Records contained in a dataset:
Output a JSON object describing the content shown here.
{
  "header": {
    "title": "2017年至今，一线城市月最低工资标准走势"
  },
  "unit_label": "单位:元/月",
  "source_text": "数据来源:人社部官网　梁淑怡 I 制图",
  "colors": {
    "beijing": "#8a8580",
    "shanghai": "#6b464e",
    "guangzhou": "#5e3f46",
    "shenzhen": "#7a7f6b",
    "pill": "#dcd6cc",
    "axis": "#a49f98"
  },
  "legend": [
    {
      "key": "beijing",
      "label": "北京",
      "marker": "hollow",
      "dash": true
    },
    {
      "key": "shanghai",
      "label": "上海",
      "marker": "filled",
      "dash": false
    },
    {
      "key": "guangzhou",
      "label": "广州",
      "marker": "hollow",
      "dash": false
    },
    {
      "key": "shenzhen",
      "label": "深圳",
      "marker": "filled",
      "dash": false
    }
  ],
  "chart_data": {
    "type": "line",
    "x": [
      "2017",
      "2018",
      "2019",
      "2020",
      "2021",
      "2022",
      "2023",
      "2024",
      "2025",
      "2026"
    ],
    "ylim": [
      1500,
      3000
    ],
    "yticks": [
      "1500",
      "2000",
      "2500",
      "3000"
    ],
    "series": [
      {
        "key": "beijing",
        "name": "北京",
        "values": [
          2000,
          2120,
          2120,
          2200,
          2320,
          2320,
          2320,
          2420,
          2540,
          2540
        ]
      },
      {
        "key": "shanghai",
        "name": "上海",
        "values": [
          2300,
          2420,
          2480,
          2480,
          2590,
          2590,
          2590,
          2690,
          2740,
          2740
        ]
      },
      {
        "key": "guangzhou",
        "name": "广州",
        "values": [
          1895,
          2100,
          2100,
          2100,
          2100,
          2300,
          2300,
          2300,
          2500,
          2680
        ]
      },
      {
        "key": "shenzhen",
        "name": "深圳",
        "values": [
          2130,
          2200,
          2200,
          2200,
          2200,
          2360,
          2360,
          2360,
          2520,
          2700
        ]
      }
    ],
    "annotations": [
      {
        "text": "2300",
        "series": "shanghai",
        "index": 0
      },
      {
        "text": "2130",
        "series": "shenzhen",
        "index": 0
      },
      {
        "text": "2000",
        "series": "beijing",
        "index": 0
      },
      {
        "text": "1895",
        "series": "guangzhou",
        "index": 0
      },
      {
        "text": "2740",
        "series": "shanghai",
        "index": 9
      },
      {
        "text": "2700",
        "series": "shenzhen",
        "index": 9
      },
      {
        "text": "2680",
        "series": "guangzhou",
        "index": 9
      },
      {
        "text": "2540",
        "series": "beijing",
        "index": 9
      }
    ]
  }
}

Objective:
Report only how many lines in the listing contain the string "guangzhou".

Answer:
5